- **What to produce**
Recast the rows below as a JSON list of strings, one string per line and no entries for blank lines.

Records of where elements appear:
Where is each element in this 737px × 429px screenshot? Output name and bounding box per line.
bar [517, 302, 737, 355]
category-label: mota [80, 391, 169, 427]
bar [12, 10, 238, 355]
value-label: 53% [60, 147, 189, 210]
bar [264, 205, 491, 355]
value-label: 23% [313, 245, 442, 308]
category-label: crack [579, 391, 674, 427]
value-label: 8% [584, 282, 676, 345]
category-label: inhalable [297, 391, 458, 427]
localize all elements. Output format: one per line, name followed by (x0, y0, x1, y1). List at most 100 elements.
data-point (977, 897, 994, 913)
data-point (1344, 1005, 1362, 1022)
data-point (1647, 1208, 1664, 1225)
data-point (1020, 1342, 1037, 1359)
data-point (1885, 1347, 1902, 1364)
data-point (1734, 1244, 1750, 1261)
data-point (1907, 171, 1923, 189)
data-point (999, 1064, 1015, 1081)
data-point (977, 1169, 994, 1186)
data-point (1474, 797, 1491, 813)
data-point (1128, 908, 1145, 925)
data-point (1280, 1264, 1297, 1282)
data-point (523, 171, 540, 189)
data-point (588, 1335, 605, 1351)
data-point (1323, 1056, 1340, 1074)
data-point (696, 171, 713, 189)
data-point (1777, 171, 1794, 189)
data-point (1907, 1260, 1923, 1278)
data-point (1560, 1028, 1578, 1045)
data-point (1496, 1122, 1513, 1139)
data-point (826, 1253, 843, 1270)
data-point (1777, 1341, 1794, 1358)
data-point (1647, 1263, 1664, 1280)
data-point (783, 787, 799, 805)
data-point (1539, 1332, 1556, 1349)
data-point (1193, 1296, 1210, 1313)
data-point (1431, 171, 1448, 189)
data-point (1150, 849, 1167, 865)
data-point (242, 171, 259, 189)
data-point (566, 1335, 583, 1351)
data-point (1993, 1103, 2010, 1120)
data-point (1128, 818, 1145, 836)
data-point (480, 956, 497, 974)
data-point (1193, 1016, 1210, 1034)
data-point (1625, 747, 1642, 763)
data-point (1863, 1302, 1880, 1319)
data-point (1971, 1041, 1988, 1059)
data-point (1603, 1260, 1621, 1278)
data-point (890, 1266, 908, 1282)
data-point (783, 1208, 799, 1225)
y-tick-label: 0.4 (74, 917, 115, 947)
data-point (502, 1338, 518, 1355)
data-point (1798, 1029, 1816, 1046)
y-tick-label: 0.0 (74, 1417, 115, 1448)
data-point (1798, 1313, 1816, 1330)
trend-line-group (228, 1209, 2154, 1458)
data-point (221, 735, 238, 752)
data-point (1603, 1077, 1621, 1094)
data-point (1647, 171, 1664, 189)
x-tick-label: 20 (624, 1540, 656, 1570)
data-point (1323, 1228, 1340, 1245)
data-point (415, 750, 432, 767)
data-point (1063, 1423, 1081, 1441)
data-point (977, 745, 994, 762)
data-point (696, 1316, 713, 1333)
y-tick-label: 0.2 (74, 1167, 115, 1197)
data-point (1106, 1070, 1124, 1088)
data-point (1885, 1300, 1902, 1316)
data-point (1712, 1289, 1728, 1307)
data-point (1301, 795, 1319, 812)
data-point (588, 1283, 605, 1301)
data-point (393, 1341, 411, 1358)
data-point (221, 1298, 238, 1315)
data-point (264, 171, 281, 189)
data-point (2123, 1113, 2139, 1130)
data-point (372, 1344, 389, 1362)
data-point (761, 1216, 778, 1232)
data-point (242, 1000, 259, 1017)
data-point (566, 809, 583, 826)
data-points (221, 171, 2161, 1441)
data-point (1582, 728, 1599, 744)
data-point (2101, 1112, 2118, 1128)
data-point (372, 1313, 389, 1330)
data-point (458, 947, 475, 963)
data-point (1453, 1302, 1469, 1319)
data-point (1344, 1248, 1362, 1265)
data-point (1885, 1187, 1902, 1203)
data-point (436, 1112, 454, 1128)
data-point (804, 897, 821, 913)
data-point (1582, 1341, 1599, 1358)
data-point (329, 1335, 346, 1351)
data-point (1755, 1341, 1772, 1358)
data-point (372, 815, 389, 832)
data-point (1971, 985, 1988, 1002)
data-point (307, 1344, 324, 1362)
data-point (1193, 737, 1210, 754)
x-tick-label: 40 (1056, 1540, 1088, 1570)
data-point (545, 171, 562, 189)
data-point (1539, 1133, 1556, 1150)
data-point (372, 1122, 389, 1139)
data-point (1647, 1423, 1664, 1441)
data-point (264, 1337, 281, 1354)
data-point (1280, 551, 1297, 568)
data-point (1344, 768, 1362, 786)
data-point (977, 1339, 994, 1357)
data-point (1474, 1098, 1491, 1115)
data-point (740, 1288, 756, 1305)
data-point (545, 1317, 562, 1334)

- **Worked answer**
[
  "Where is each element in this 737px × 429px screenshot? Output name and bounding box per line.",
  "bar [517, 302, 737, 355]",
  "category-label: mota [80, 391, 169, 427]",
  "bar [12, 10, 238, 355]",
  "value-label: 53% [60, 147, 189, 210]",
  "bar [264, 205, 491, 355]",
  "value-label: 23% [313, 245, 442, 308]",
  "category-label: crack [579, 391, 674, 427]",
  "value-label: 8% [584, 282, 676, 345]",
  "category-label: inhalable [297, 391, 458, 427]",
  "localize all elements. Output format: one per line, name followed by (x0, y0, x1, y1). List at most 100 elements.",
  "data-point (977, 897, 994, 913)",
  "data-point (1344, 1005, 1362, 1022)",
  "data-point (1647, 1208, 1664, 1225)",
  "data-point (1020, 1342, 1037, 1359)",
  "data-point (1885, 1347, 1902, 1364)",
  "data-point (1734, 1244, 1750, 1261)",
  "data-point (1907, 171, 1923, 189)",
  "data-point (999, 1064, 1015, 1081)",
  "data-point (977, 1169, 994, 1186)",
  "data-point (1474, 797, 1491, 813)",
  "data-point (1128, 908, 1145, 925)",
  "data-point (1280, 1264, 1297, 1282)",
  "data-point (523, 171, 540, 189)",
  "data-point (588, 1335, 605, 1351)",
  "data-point (1323, 1056, 1340, 1074)",
  "data-point (696, 171, 713, 189)",
  "data-point (1777, 171, 1794, 189)",
  "data-point (1907, 1260, 1923, 1278)",
  "data-point (1560, 1028, 1578, 1045)",
  "data-point (1496, 1122, 1513, 1139)",
  "data-point (826, 1253, 843, 1270)",
  "data-point (1777, 1341, 1794, 1358)",
  "data-point (1647, 1263, 1664, 1280)",
  "data-point (783, 787, 799, 805)",
  "data-point (1539, 1332, 1556, 1349)",
  "data-point (1193, 1296, 1210, 1313)",
  "data-point (1431, 171, 1448, 189)",
  "data-point (1150, 849, 1167, 865)",
  "data-point (242, 171, 259, 189)",
  "data-point (566, 1335, 583, 1351)",
  "data-point (1993, 1103, 2010, 1120)",
  "data-point (1128, 818, 1145, 836)",
  "data-point (480, 956, 497, 974)",
  "data-point (1193, 1016, 1210, 1034)",
  "data-point (1625, 747, 1642, 763)",
  "data-point (1863, 1302, 1880, 1319)",
  "data-point (1971, 1041, 1988, 1059)",
  "data-point (1603, 1260, 1621, 1278)",
  "data-point (890, 1266, 908, 1282)",
  "data-point (783, 1208, 799, 1225)",
  "y-tick-label: 0.4 (74, 917, 115, 947)",
  "data-point (502, 1338, 518, 1355)",
  "data-point (1798, 1029, 1816, 1046)",
  "y-tick-label: 0.0 (74, 1417, 115, 1448)",
  "data-point (1798, 1313, 1816, 1330)",
  "trend-line-group (228, 1209, 2154, 1458)",
  "data-point (221, 735, 238, 752)",
  "data-point (1603, 1077, 1621, 1094)",
  "data-point (1647, 171, 1664, 189)",
  "x-tick-label: 20 (624, 1540, 656, 1570)",
  "data-point (1323, 1228, 1340, 1245)",
  "data-point (415, 750, 432, 767)",
  "data-point (1063, 1423, 1081, 1441)",
  "data-point (977, 745, 994, 762)",
  "data-point (696, 1316, 713, 1333)",
  "y-tick-label: 0.2 (74, 1167, 115, 1197)",
  "data-point (1106, 1070, 1124, 1088)",
  "data-point (1885, 1300, 1902, 1316)",
  "data-point (1712, 1289, 1728, 1307)",
  "data-point (1301, 795, 1319, 812)",
  "data-point (588, 1283, 605, 1301)",
  "data-point (393, 1341, 411, 1358)",
  "data-point (221, 1298, 238, 1315)",
  "data-point (264, 171, 281, 189)",
  "data-point (2123, 1113, 2139, 1130)",
  "data-point (372, 1344, 389, 1362)",
  "data-point (761, 1216, 778, 1232)",
  "data-point (242, 1000, 259, 1017)",
  "data-point (566, 809, 583, 826)",
  "data-points (221, 171, 2161, 1441)",
  "data-point (1582, 728, 1599, 744)",
  "data-point (2101, 1112, 2118, 1128)",
  "data-point (372, 1313, 389, 1330)",
  "data-point (458, 947, 475, 963)",
  "data-point (1453, 1302, 1469, 1319)",
  "data-point (1344, 1248, 1362, 1265)",
  "data-point (1885, 1187, 1902, 1203)",
  "data-point (436, 1112, 454, 1128)",
  "data-point (804, 897, 821, 913)",
  "data-point (1582, 1341, 1599, 1358)",
  "data-point (329, 1335, 346, 1351)",
  "data-point (1755, 1341, 1772, 1358)",
  "data-point (372, 815, 389, 832)",
  "data-point (1971, 985, 1988, 1002)",
  "data-point (307, 1344, 324, 1362)",
  "data-point (1193, 737, 1210, 754)",
  "x-tick-label: 40 (1056, 1540, 1088, 1570)",
  "data-point (545, 171, 562, 189)",
  "data-point (1539, 1133, 1556, 1150)",
  "data-point (372, 1122, 389, 1139)",
  "data-point (1647, 1423, 1664, 1441)",
  "data-point (264, 1337, 281, 1354)",
  "data-point (1280, 551, 1297, 568)",
  "data-point (1344, 768, 1362, 786)",
  "data-point (977, 1339, 994, 1357)",
  "data-point (1474, 1098, 1491, 1115)",
  "data-point (740, 1288, 756, 1305)",
  "data-point (545, 1317, 562, 1334)"
]